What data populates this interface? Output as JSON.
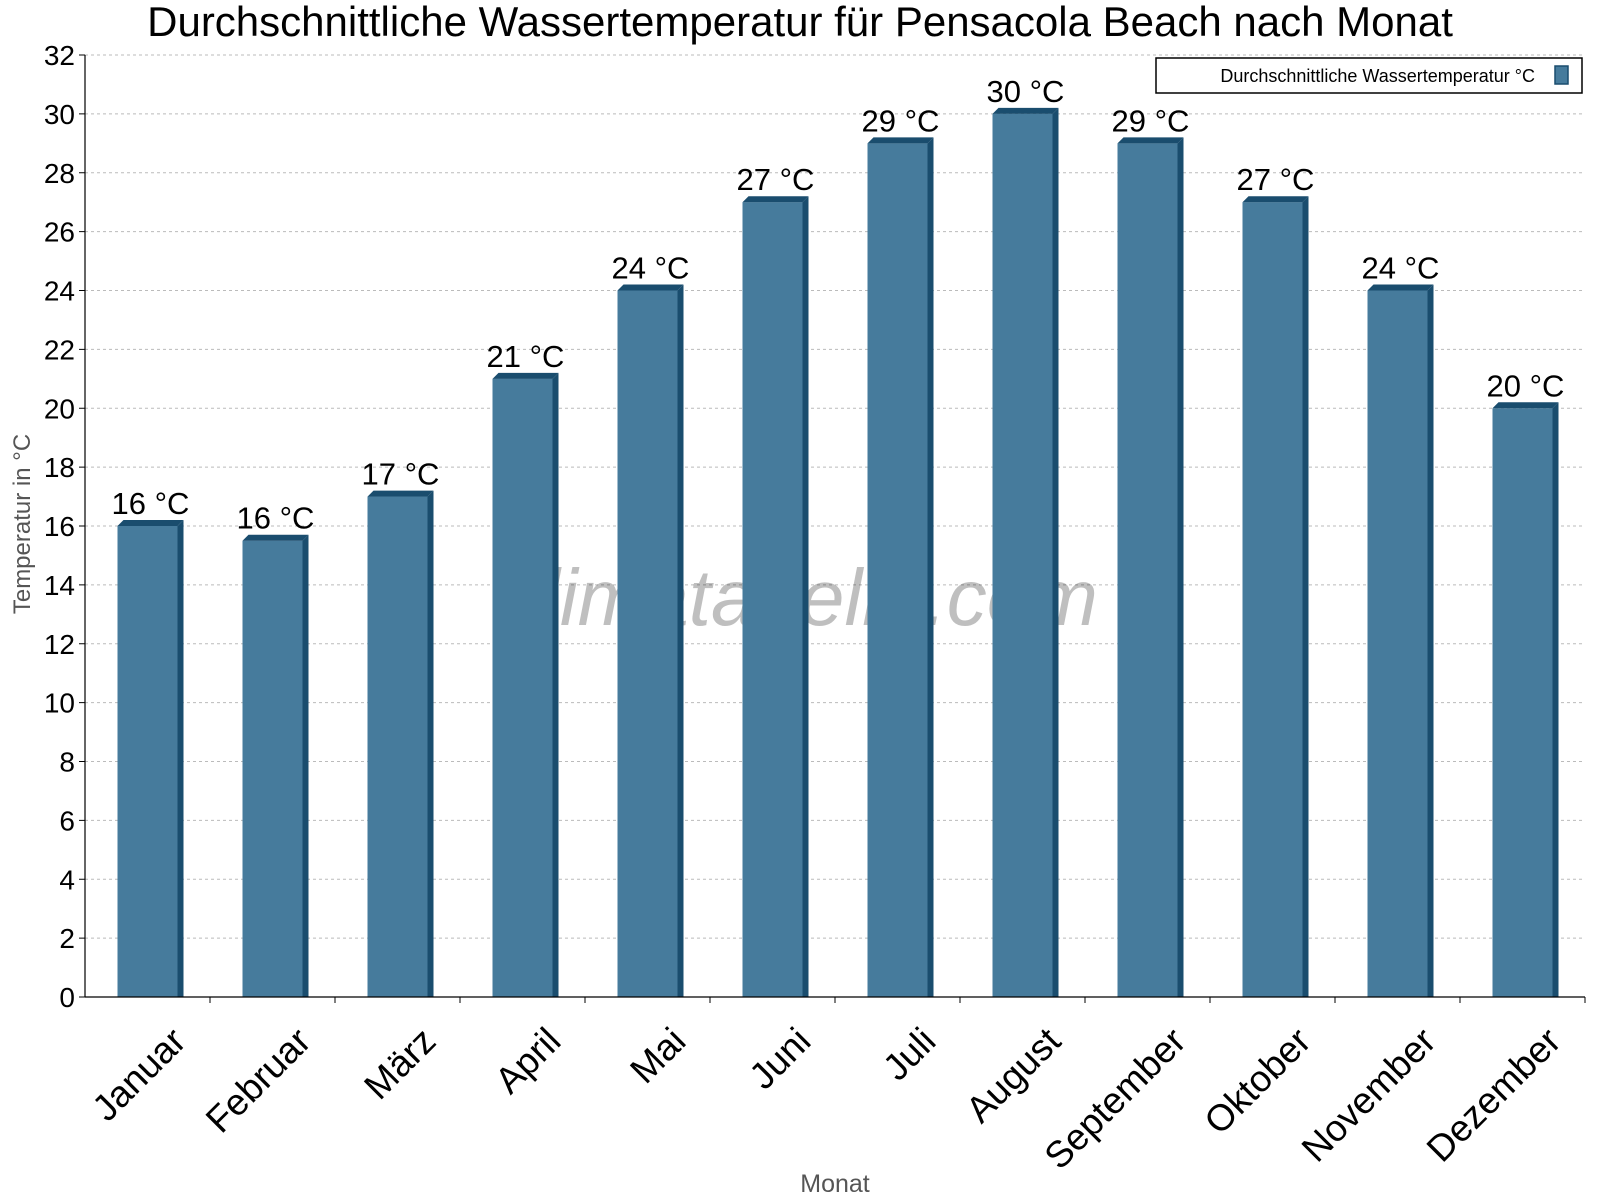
{
  "chart_data": {
    "type": "bar",
    "title": "Durchschnittliche Wassertemperatur für Pensacola Beach nach Monat",
    "xlabel": "Monat",
    "ylabel": "Temperatur in °C",
    "ylim": [
      0,
      32
    ],
    "ytick_step": 2,
    "grid": true,
    "legend_position": "top-right",
    "watermark": "klimatabelle.com",
    "categories": [
      "Januar",
      "Februar",
      "März",
      "April",
      "Mai",
      "Juni",
      "Juli",
      "August",
      "September",
      "Oktober",
      "November",
      "Dezember"
    ],
    "series": [
      {
        "name": "Durchschnittliche Wassertemperatur °C",
        "values": [
          16,
          15.5,
          17,
          21,
          24,
          27,
          29,
          30,
          29,
          27,
          24,
          20
        ],
        "labels": [
          "16 °C",
          "16 °C",
          "17 °C",
          "21 °C",
          "24 °C",
          "27 °C",
          "29 °C",
          "30 °C",
          "29 °C",
          "27 °C",
          "24 °C",
          "20 °C"
        ],
        "color": "#467b9c",
        "edge_color": "#1a4d6e"
      }
    ]
  }
}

» DO THIS
Copy the listing in full and without alteration, omitting every picture.

» ANSWER
What data populates this interface? Output as JSON.
{
  "chart_data": {
    "type": "bar",
    "title": "Durchschnittliche Wassertemperatur für Pensacola Beach nach Monat",
    "xlabel": "Monat",
    "ylabel": "Temperatur in °C",
    "ylim": [
      0,
      32
    ],
    "ytick_step": 2,
    "grid": true,
    "legend_position": "top-right",
    "watermark": "klimatabelle.com",
    "categories": [
      "Januar",
      "Februar",
      "März",
      "April",
      "Mai",
      "Juni",
      "Juli",
      "August",
      "September",
      "Oktober",
      "November",
      "Dezember"
    ],
    "series": [
      {
        "name": "Durchschnittliche Wassertemperatur °C",
        "values": [
          16,
          15.5,
          17,
          21,
          24,
          27,
          29,
          30,
          29,
          27,
          24,
          20
        ],
        "labels": [
          "16 °C",
          "16 °C",
          "17 °C",
          "21 °C",
          "24 °C",
          "27 °C",
          "29 °C",
          "30 °C",
          "29 °C",
          "27 °C",
          "24 °C",
          "20 °C"
        ],
        "color": "#467b9c",
        "edge_color": "#1a4d6e"
      }
    ]
  }
}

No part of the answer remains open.